• WHAT IS NEEDED: Below are the records. Gather each line that holds "name".

• RECORDED INFORMATION:
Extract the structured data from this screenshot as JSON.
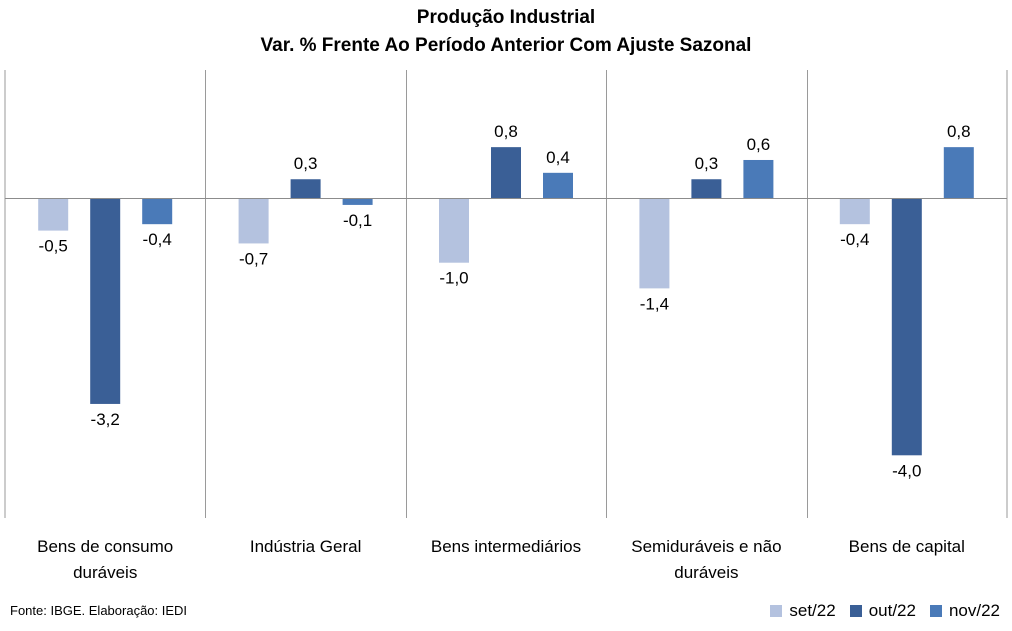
{
  "chart_data": {
    "type": "bar",
    "title": "Produção Industrial",
    "subtitle": "Var. % Frente Ao Período Anterior Com Ajuste Sazonal",
    "categories": [
      [
        "Bens de consumo",
        "duráveis"
      ],
      [
        "Indústria Geral"
      ],
      [
        "Bens intermediários"
      ],
      [
        "Semiduráveis e não",
        "duráveis"
      ],
      [
        "Bens de capital"
      ]
    ],
    "series": [
      {
        "name": "set/22",
        "color": "#b4c2df",
        "values": [
          -0.5,
          -0.7,
          -1.0,
          -1.4,
          -0.4
        ],
        "labels": [
          "-0,5",
          "-0,7",
          "-1,0",
          "-1,4",
          "-0,4"
        ]
      },
      {
        "name": "out/22",
        "color": "#3a5f96",
        "values": [
          -3.2,
          0.3,
          0.8,
          0.3,
          -4.0
        ],
        "labels": [
          "-3,2",
          "0,3",
          "0,8",
          "0,3",
          "-4,0"
        ]
      },
      {
        "name": "nov/22",
        "color": "#4a7ab8",
        "values": [
          -0.4,
          -0.1,
          0.4,
          0.6,
          0.8
        ],
        "labels": [
          "-0,4",
          "-0,1",
          "0,4",
          "0,6",
          "0,8"
        ]
      }
    ],
    "ylim": [
      -5.0,
      2.0
    ],
    "grid": false,
    "legend_position": "bottom-right"
  },
  "footer": {
    "source": "Fonte: IBGE. Elaboração: IEDI"
  }
}
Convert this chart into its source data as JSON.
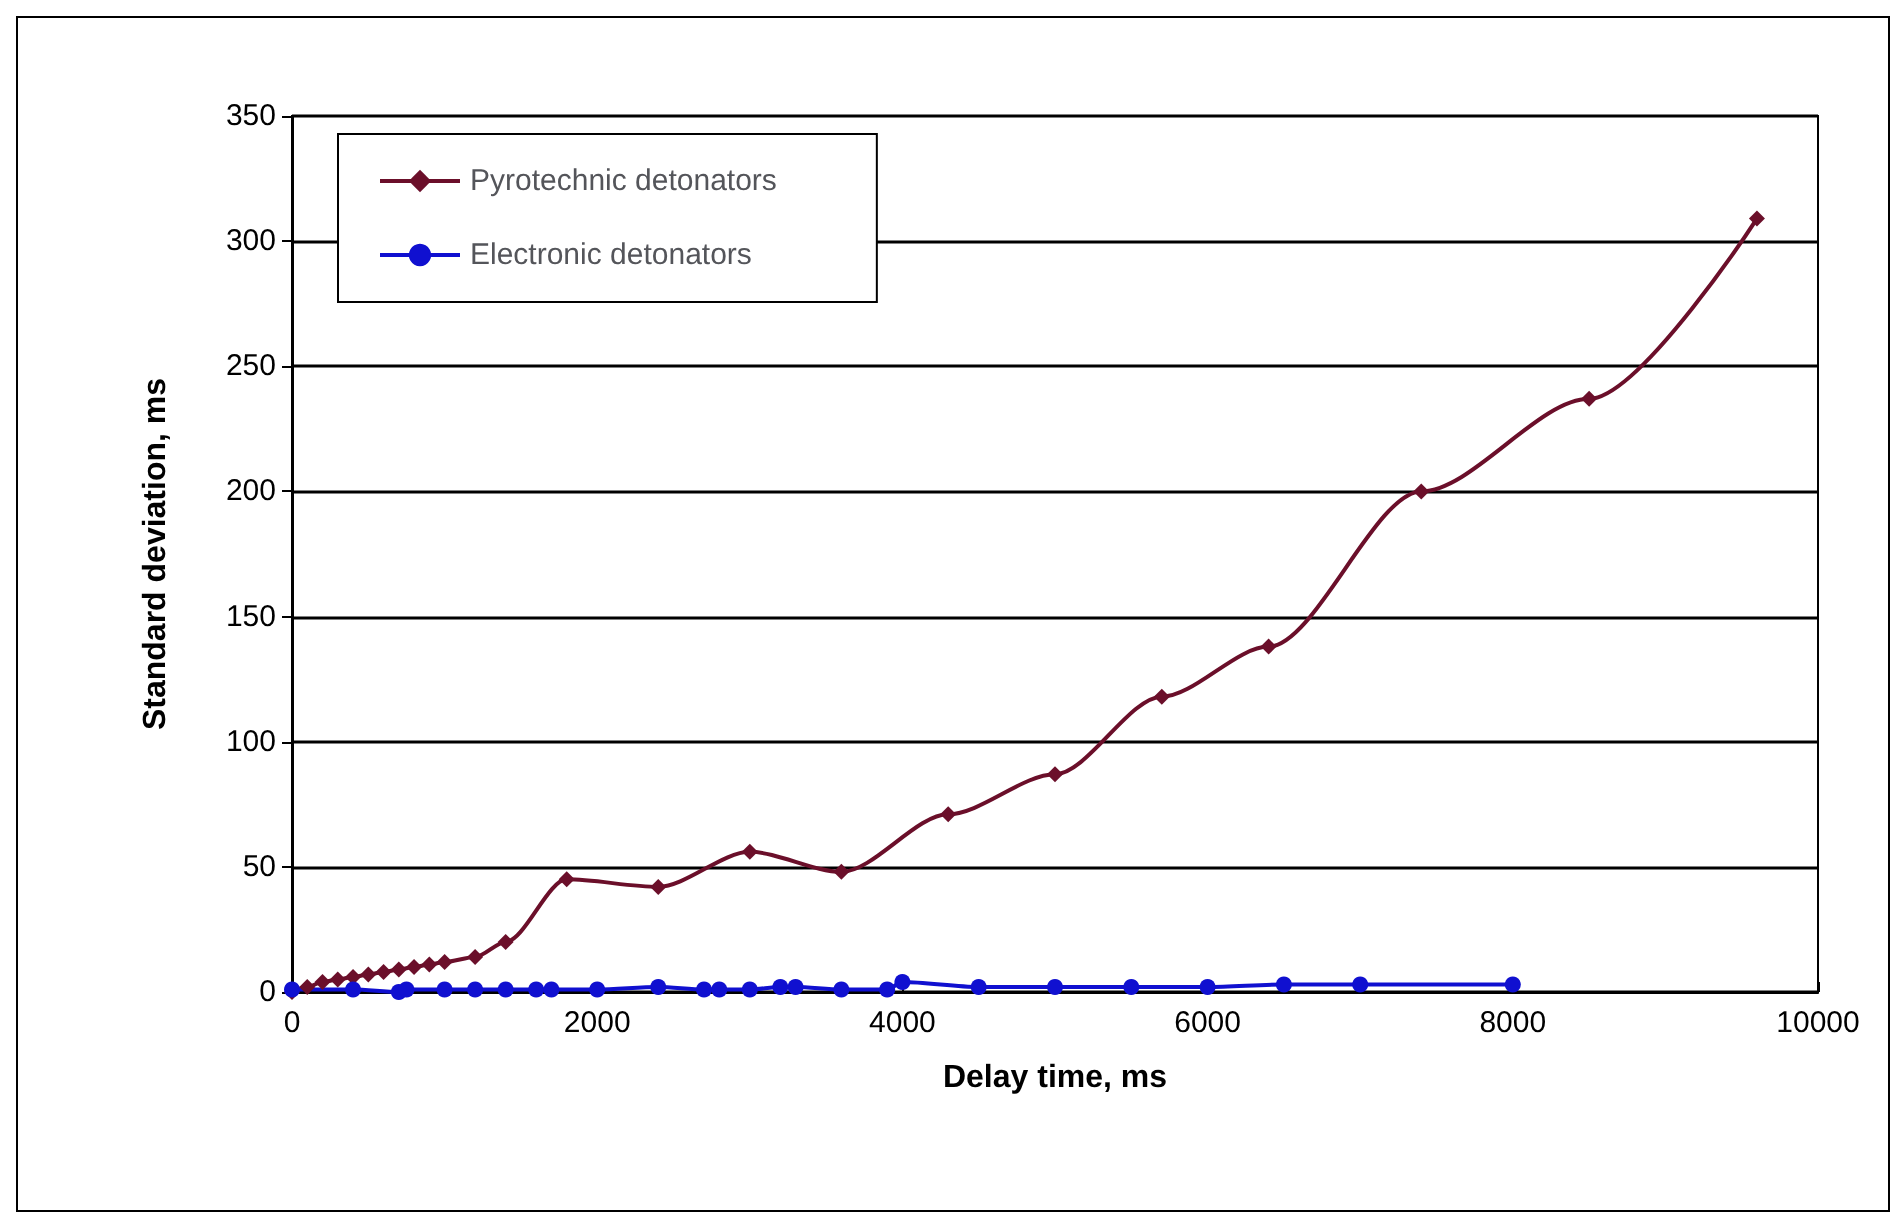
{
  "chart_data": {
    "type": "line",
    "xlabel": "Delay time, ms",
    "ylabel": "Standard deviation, ms",
    "xlim": [
      0,
      10000
    ],
    "xticks": [
      0,
      2000,
      4000,
      6000,
      8000,
      10000
    ],
    "ylim": [
      0,
      350
    ],
    "yticks": [
      0,
      50,
      100,
      150,
      200,
      250,
      300,
      350
    ],
    "grid": "y",
    "legend": "top left",
    "series": [
      {
        "name": "Pyrotechnic detonators",
        "color": "#6b0f2a",
        "marker": "diamond",
        "x": [
          0,
          100,
          200,
          300,
          400,
          500,
          600,
          700,
          800,
          900,
          1000,
          1200,
          1400,
          1800,
          2400,
          3000,
          3600,
          4300,
          5000,
          5700,
          6400,
          7400,
          8500,
          9600
        ],
        "values": [
          0,
          2,
          4,
          5,
          6,
          7,
          8,
          9,
          10,
          11,
          12,
          14,
          20,
          45,
          42,
          56,
          48,
          71,
          87,
          118,
          138,
          200,
          237,
          309
        ]
      },
      {
        "name": "Electronic detonators",
        "color": "#1010d0",
        "marker": "circle",
        "x": [
          0,
          400,
          700,
          750,
          1000,
          1200,
          1400,
          1600,
          1700,
          2000,
          2400,
          2700,
          2800,
          3000,
          3200,
          3300,
          3600,
          3900,
          4000,
          4500,
          5000,
          5500,
          6000,
          6500,
          7000,
          8000
        ],
        "values": [
          1,
          1,
          0,
          1,
          1,
          1,
          1,
          1,
          1,
          1,
          2,
          1,
          1,
          1,
          2,
          2,
          1,
          1,
          4,
          2,
          2,
          2,
          2,
          3,
          3,
          3
        ]
      }
    ]
  }
}
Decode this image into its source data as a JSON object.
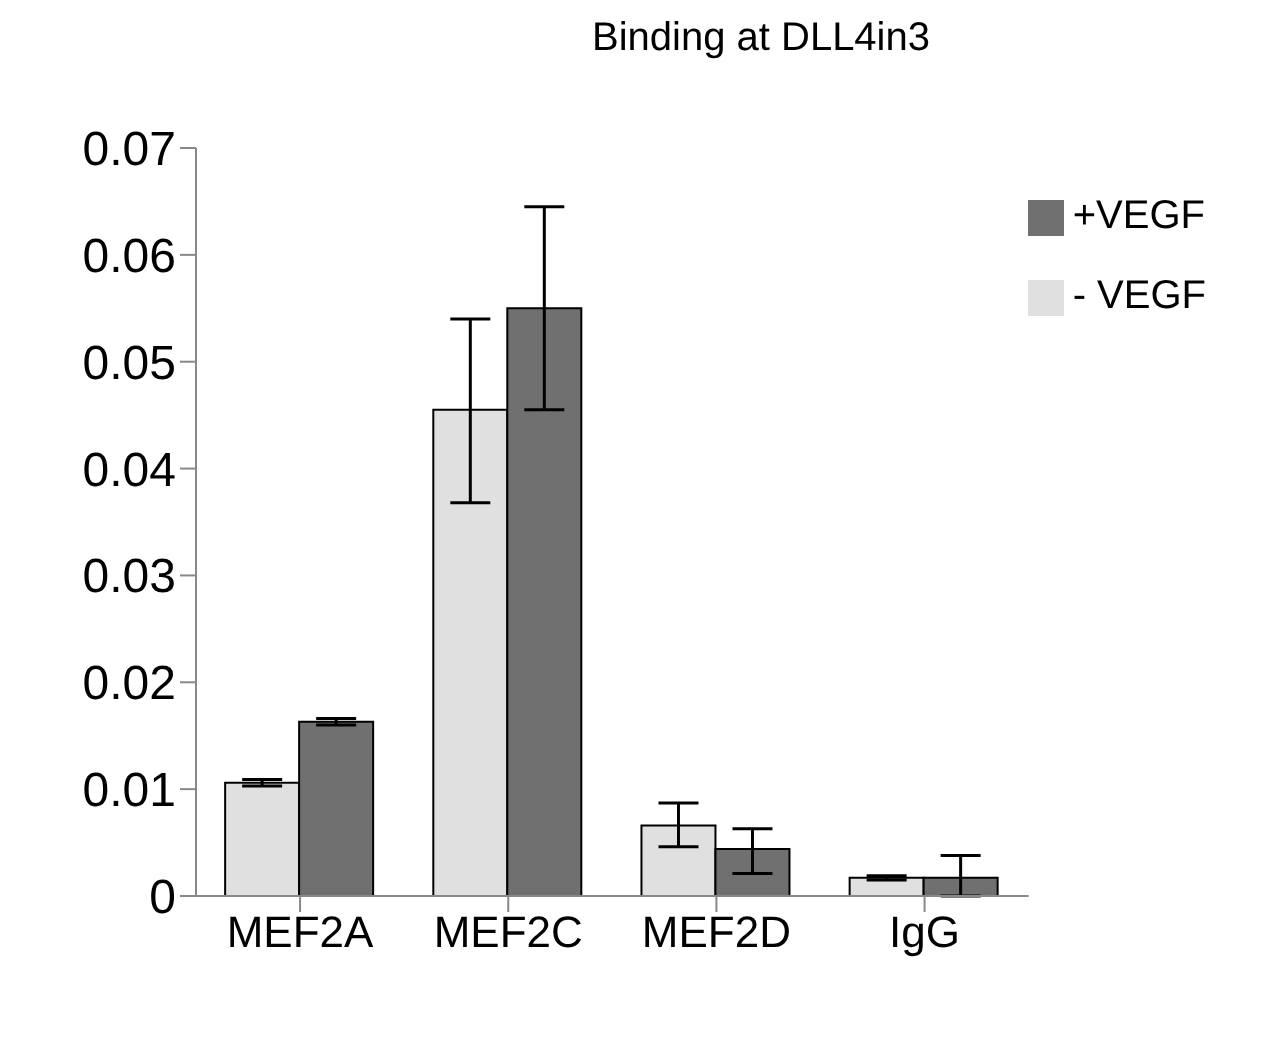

• EXERCISE RESULT:
        "name": "set/22",
        "name": "out/22",
        "name": "nov/22",
        "name": "Pyrotechnic detonators",
        "name": "Electronic detonators",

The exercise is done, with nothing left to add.